Task to carry out
List all lines of the data that include the string "calendar".

Items from a figure collection:
_ _ _ _

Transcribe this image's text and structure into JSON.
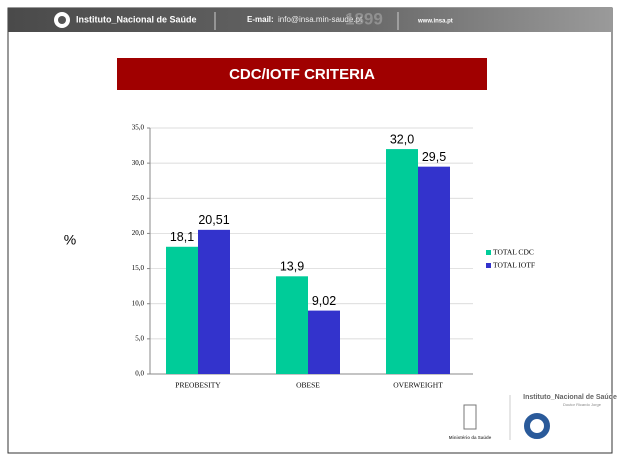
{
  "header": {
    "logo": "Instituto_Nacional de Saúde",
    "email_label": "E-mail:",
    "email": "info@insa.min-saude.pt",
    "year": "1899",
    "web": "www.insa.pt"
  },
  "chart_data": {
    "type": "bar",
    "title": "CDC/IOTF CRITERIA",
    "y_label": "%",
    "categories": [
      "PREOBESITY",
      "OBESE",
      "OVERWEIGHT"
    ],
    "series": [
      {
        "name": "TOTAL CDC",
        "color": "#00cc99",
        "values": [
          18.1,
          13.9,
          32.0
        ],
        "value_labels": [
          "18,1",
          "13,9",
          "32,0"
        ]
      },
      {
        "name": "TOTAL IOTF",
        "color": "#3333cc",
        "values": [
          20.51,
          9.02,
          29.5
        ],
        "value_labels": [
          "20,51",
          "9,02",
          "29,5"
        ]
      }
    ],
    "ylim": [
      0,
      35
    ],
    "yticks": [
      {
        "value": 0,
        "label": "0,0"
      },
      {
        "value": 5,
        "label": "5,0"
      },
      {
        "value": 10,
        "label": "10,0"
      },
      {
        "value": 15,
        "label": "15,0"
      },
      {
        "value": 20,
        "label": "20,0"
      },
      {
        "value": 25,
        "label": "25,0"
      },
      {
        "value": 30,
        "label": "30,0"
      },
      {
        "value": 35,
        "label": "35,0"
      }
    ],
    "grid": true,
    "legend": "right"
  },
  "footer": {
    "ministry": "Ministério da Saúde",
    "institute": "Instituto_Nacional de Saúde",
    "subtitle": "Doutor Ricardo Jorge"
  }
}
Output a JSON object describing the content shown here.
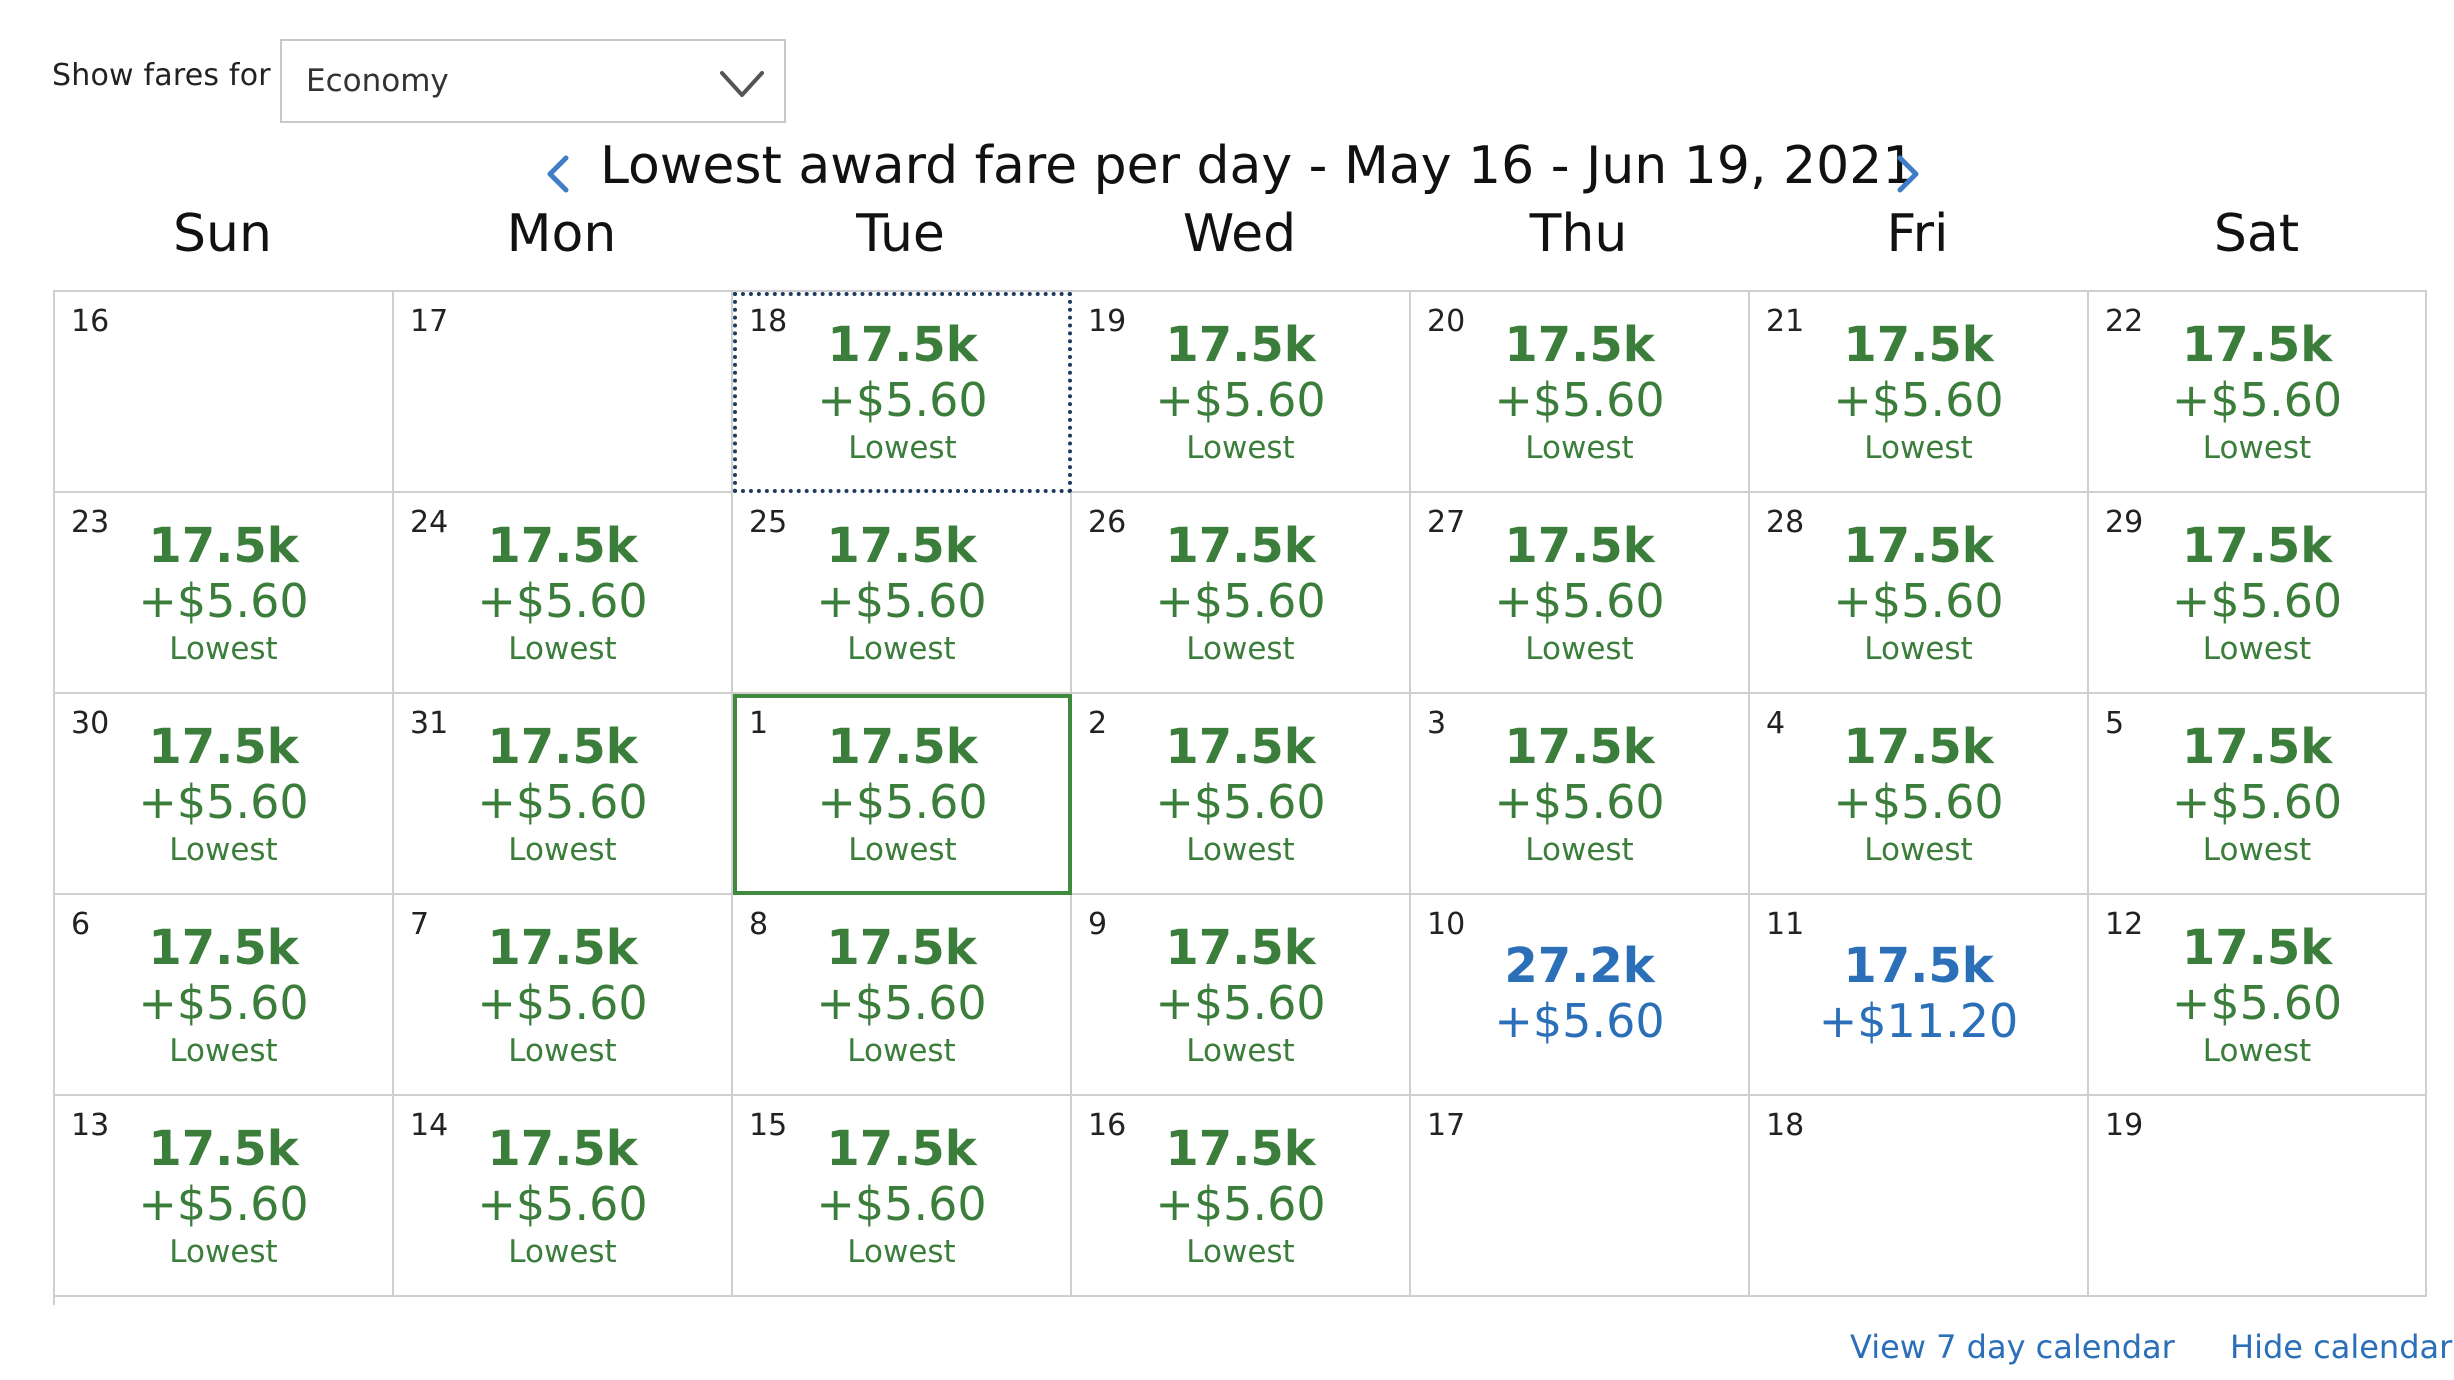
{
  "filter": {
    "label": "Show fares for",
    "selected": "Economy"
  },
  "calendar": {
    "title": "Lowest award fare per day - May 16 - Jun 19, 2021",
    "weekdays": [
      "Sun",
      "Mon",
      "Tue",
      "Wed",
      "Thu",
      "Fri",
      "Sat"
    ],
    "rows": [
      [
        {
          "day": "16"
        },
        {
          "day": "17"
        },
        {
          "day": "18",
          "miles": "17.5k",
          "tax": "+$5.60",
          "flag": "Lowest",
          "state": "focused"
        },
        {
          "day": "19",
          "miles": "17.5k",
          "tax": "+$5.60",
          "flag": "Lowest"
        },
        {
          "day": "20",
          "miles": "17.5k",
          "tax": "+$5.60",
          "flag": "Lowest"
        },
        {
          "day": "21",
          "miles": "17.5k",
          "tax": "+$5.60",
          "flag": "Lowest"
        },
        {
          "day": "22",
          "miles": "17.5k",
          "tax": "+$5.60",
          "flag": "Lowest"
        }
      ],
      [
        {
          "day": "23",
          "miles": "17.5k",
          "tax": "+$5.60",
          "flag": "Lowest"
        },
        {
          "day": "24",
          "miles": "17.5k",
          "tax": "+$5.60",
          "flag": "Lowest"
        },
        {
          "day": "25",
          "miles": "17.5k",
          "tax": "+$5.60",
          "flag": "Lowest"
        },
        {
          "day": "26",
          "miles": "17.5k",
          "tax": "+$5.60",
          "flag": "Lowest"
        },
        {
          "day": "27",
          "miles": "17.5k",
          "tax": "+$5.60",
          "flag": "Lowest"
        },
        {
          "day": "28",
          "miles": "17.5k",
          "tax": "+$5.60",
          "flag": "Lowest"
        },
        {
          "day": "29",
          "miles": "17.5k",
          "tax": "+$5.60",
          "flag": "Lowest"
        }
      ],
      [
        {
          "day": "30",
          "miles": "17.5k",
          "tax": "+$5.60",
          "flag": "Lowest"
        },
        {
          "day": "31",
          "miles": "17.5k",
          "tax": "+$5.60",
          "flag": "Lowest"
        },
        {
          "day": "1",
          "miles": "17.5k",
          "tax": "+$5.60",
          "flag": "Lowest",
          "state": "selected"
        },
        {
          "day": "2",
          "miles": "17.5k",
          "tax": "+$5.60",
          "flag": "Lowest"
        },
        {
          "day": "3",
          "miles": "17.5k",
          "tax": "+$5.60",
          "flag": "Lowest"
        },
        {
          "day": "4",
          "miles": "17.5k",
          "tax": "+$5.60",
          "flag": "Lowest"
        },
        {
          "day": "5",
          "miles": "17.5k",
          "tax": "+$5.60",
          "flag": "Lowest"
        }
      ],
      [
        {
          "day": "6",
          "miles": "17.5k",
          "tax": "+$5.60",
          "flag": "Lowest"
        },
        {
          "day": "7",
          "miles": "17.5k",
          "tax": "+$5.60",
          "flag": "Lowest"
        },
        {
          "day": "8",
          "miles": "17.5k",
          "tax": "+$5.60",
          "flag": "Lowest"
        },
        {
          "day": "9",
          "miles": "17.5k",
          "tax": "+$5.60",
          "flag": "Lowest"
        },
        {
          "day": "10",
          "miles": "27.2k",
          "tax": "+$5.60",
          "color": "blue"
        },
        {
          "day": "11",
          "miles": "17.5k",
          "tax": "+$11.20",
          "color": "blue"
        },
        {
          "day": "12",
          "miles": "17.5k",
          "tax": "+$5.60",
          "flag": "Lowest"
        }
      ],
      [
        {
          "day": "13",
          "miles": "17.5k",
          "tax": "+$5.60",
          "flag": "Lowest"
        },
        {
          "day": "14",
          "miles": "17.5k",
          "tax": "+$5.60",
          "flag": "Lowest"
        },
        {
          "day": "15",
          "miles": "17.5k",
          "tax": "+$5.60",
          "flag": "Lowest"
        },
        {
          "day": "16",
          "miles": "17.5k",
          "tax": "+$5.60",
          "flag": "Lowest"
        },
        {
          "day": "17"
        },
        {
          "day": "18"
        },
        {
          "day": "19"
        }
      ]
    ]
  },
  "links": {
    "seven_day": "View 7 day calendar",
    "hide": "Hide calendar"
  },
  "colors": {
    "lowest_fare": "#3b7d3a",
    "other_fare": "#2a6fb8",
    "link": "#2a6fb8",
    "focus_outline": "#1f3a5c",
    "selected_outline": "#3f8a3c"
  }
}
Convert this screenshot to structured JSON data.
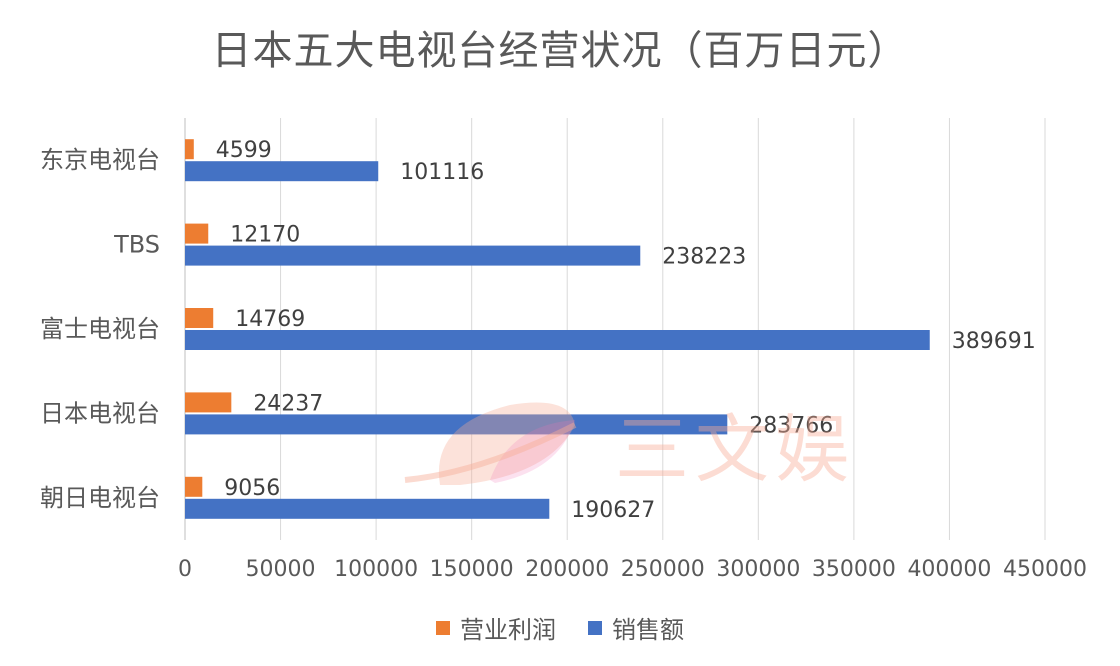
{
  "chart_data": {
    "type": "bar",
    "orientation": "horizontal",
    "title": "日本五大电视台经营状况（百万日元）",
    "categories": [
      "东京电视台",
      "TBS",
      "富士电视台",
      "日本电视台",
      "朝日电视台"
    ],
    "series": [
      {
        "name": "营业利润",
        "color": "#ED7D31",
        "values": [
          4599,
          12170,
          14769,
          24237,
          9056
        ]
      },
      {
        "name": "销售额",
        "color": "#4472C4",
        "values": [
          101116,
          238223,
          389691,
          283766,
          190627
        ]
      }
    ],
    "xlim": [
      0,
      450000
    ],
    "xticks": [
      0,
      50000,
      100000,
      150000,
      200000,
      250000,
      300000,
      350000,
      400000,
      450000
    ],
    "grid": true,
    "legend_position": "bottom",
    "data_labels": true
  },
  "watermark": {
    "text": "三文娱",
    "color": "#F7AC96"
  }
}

_ _ _ _

Exercise solution
  "calendar": {
    "seven_day": "View 7 day calendar",
    "hide": "Hide calendar"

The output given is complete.